Problem
Set the pictures aside and set down only the lines from the line holding "Convert this screenshot" through the end of the entries below, ends included.

(Records from a collection)

__________________________________________________

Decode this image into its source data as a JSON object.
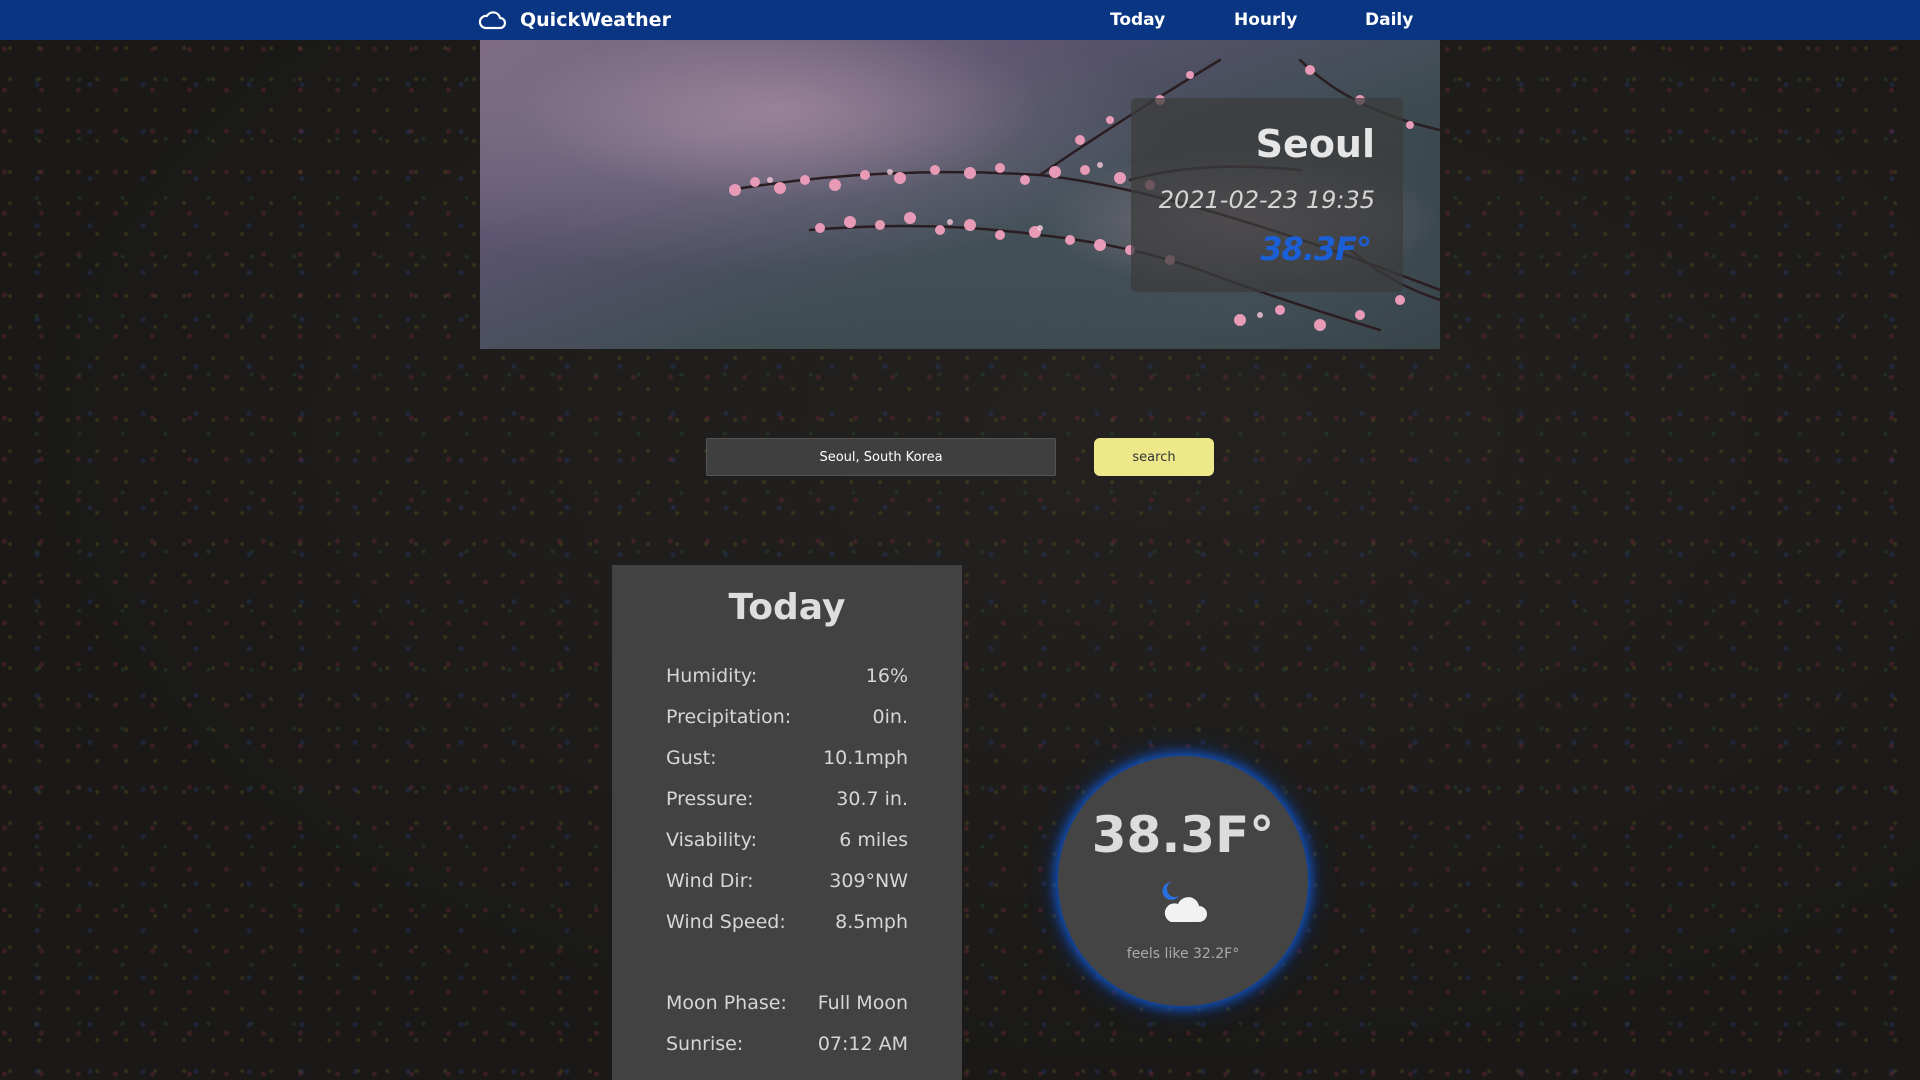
{
  "nav": {
    "brand": "QuickWeather",
    "links": [
      "Today",
      "Hourly",
      "Daily"
    ]
  },
  "hero": {
    "city": "Seoul",
    "datetime": "2021-02-23 19:35",
    "temp": "38.3F°"
  },
  "search": {
    "value": "Seoul, South Korea",
    "button": "search"
  },
  "today": {
    "title": "Today",
    "rows": [
      {
        "label": "Humidity:",
        "value": "16%"
      },
      {
        "label": "Precipitation:",
        "value": "0in."
      },
      {
        "label": "Gust:",
        "value": "10.1mph"
      },
      {
        "label": "Pressure:",
        "value": "30.7 in."
      },
      {
        "label": "Visability:",
        "value": "6 miles"
      },
      {
        "label": "Wind Dir:",
        "value": "309°NW"
      },
      {
        "label": "Wind Speed:",
        "value": "8.5mph"
      },
      {
        "label": "Moon Phase:",
        "value": "Full Moon"
      },
      {
        "label": "Sunrise:",
        "value": "07:12 AM"
      }
    ]
  },
  "current": {
    "temp": "38.3F°",
    "feels_like": "feels like 32.2F°",
    "icon": "night-cloudy-icon"
  },
  "colors": {
    "navbar": "#0a3582",
    "accent_blue": "#1b5fd6",
    "search_button": "#ede98a",
    "panel": "#424242"
  }
}
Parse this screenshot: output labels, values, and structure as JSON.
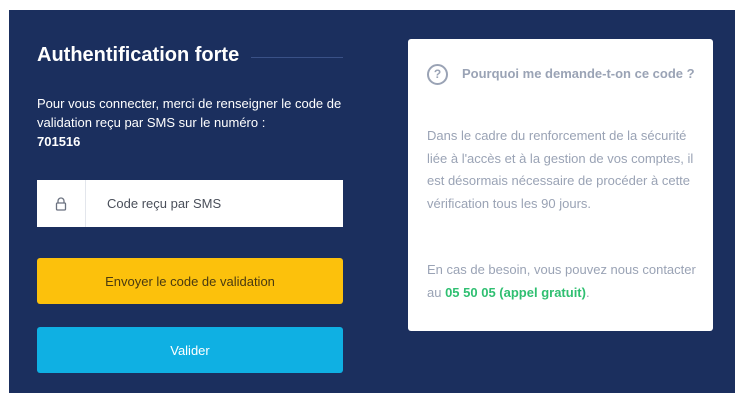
{
  "auth": {
    "title": "Authentification forte",
    "intro": "Pour vous connecter, merci de renseigner le code de validation reçu par SMS sur le numéro :",
    "phone": "701516",
    "code_placeholder": "Code reçu par SMS",
    "send_button": "Envoyer le code de validation",
    "validate_button": "Valider"
  },
  "info": {
    "icon": "question-circle-icon",
    "heading": "Pourquoi me demande-t-on ce code ?",
    "paragraph1": "Dans le cadre du renforcement de la sécurité liée à l'accès et à la gestion de vos comptes, il est désormais nécessaire de procéder à cette vérification tous les 90 jours.",
    "paragraph2_prefix": "En cas de besoin, vous pouvez nous contacter au ",
    "contact_number": "05 50 05 (appel gratuit)",
    "paragraph2_suffix": "."
  },
  "colors": {
    "panel_bg": "#1b2f5e",
    "send_button": "#fcc10c",
    "validate_button": "#0fb0e3",
    "contact_green": "#2fbf71",
    "info_text": "#9aa3b5"
  },
  "icons": {
    "lock": "lock-icon",
    "question": "question-circle-icon"
  }
}
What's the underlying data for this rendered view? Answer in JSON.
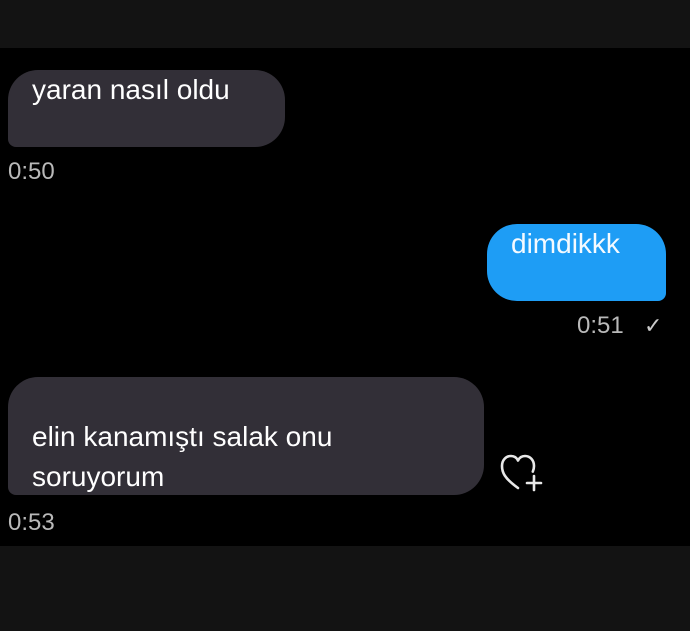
{
  "messages": [
    {
      "direction": "incoming",
      "text": "yaran nasıl oldu",
      "time": "0:50"
    },
    {
      "direction": "outgoing",
      "text": "dimdikkk",
      "time": "0:51",
      "status_icon": "checkmark-icon",
      "status_glyph": "✓"
    },
    {
      "direction": "incoming",
      "text": "elin kanamıştı salak onu\nsoruyorum",
      "time": "0:53",
      "reaction_icon": "heart-plus-icon"
    }
  ],
  "colors": {
    "background": "#000000",
    "bar": "#131313",
    "incoming_bubble": "#322f37",
    "outgoing_bubble": "#1e9df5",
    "timestamp": "#b9b9b9"
  }
}
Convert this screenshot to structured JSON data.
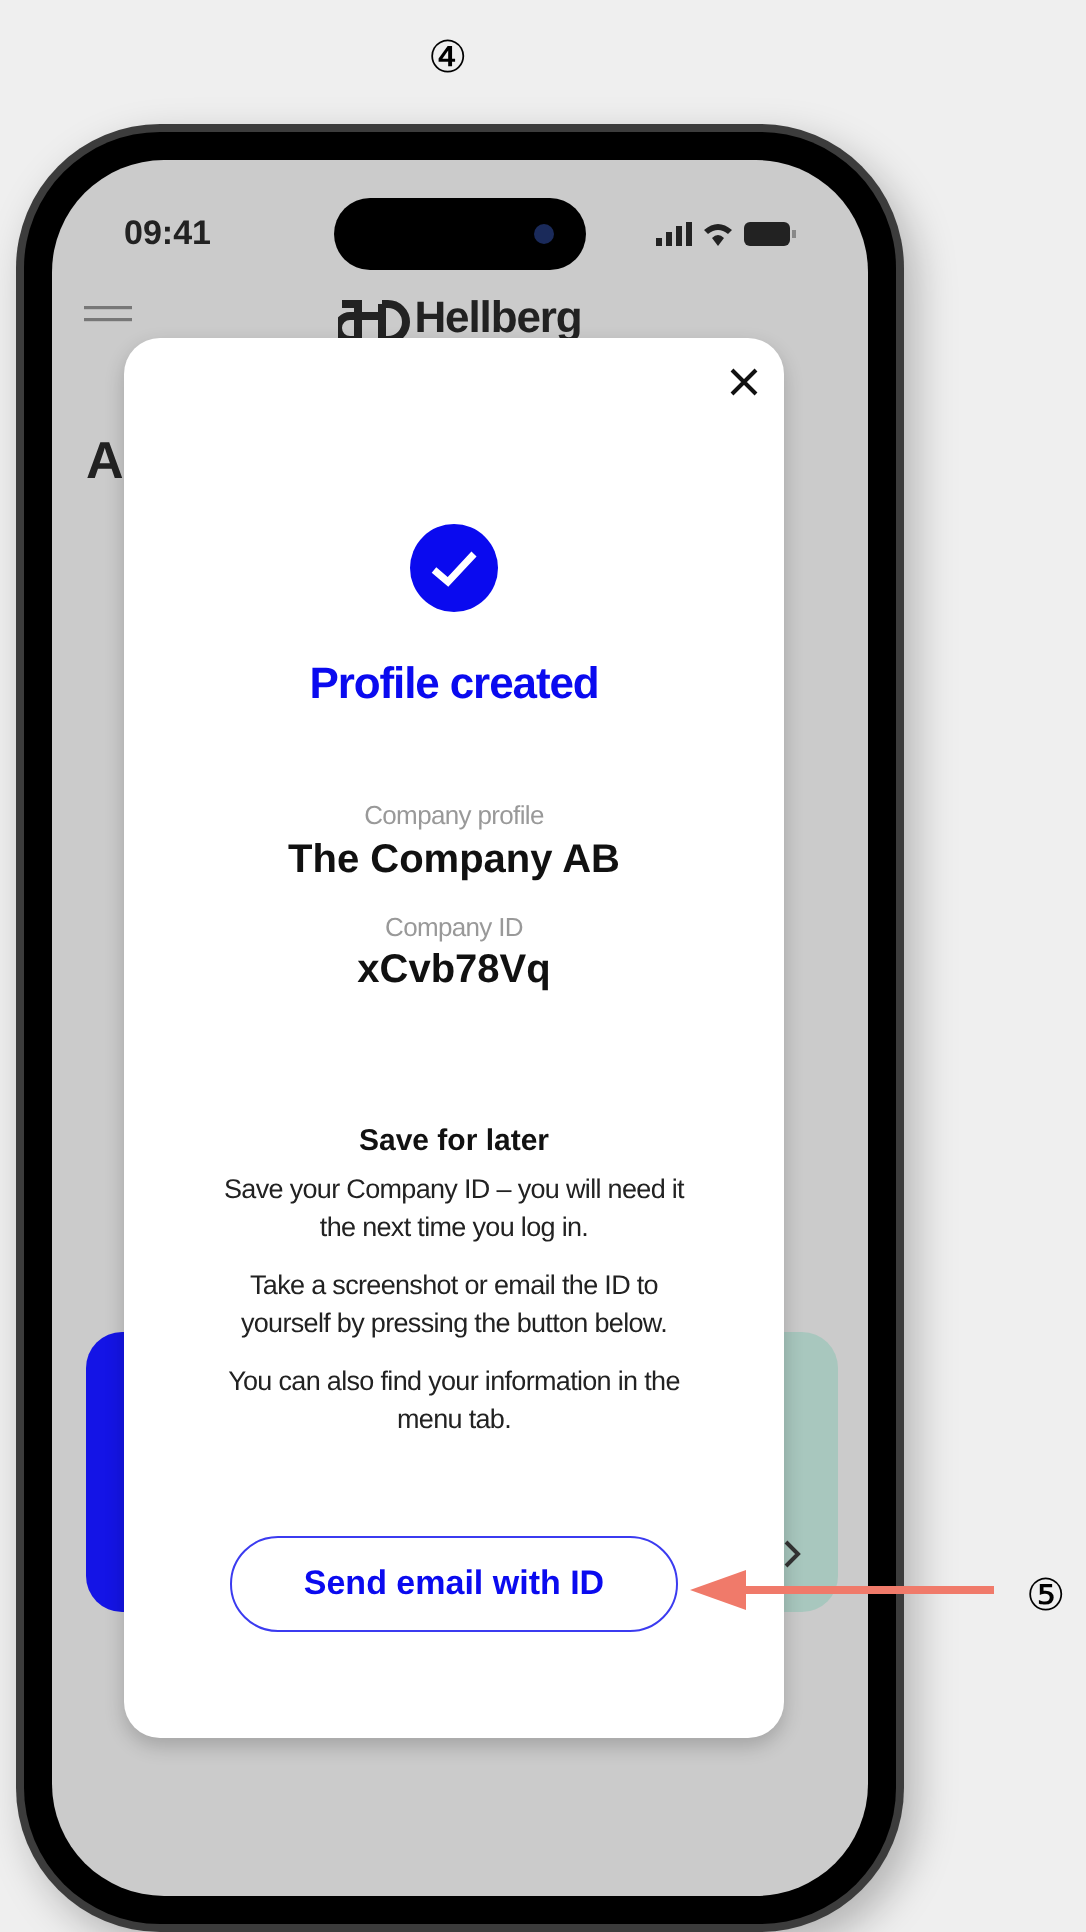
{
  "step_markers": [
    "④",
    "⑤"
  ],
  "status_bar": {
    "time": "09:41"
  },
  "header": {
    "brand": "Hellberg"
  },
  "background": {
    "heading_fragment": "A"
  },
  "modal": {
    "title": "Profile created",
    "fields": [
      {
        "label": "Company profile",
        "value": "The Company AB"
      },
      {
        "label": "Company ID",
        "value": "xCvb78Vq"
      }
    ],
    "note_heading": "Save for later",
    "paragraphs": [
      "Save your Company ID – you will need it the next time you log in.",
      "Take a screenshot  or email the ID to yourself by pressing the button below.",
      "You can also find your information in the menu tab."
    ],
    "button": "Send email with ID"
  }
}
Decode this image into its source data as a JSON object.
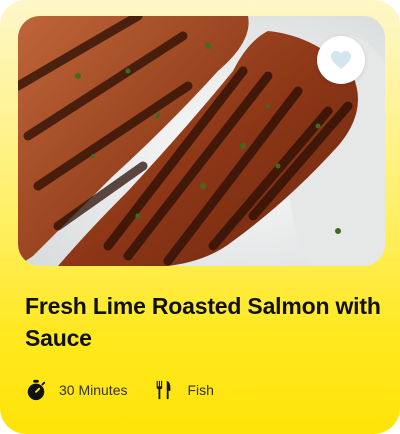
{
  "card": {
    "title": "Fresh Lime Roasted Salmon with Sauce",
    "image_icon": "salmon-photo",
    "favorite_icon": "heart-icon",
    "meta": {
      "time": {
        "icon": "stopwatch-icon",
        "label": "30 Minutes"
      },
      "category": {
        "icon": "fork-knife-icon",
        "label": "Fish"
      }
    }
  },
  "colors": {
    "card_gradient_top": "#fdf7c9",
    "card_gradient_bottom": "#ffe409",
    "heart": "#d3e6ee",
    "text": "#111111"
  }
}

__________________________________________________

Finished exercise
Convert this screenshot to structured JSON data.
{
  "step_markers": [
    "④",
    "⑤"
  ],
  "status_bar": {
    "time": "09:41"
  },
  "header": {
    "brand": "Hellberg"
  },
  "background": {
    "heading_fragment": "A"
  },
  "modal": {
    "title": "Profile created",
    "fields": [
      {
        "label": "Company profile",
        "value": "The Company AB"
      },
      {
        "label": "Company ID",
        "value": "xCvb78Vq"
      }
    ],
    "note_heading": "Save for later",
    "paragraphs": [
      "Save your Company ID – you will need it the next time you log in.",
      "Take a screenshot  or email the ID to yourself by pressing the button below.",
      "You can also find your information in the menu tab."
    ],
    "button": "Send email with ID"
  }
}
Decode this image into its source data as a JSON object.
{
  "card": {
    "title": "Fresh Lime Roasted Salmon with Sauce",
    "image_icon": "salmon-photo",
    "favorite_icon": "heart-icon",
    "meta": {
      "time": {
        "icon": "stopwatch-icon",
        "label": "30 Minutes"
      },
      "category": {
        "icon": "fork-knife-icon",
        "label": "Fish"
      }
    }
  },
  "colors": {
    "card_gradient_top": "#fdf7c9",
    "card_gradient_bottom": "#ffe409",
    "heart": "#d3e6ee",
    "text": "#111111"
  }
}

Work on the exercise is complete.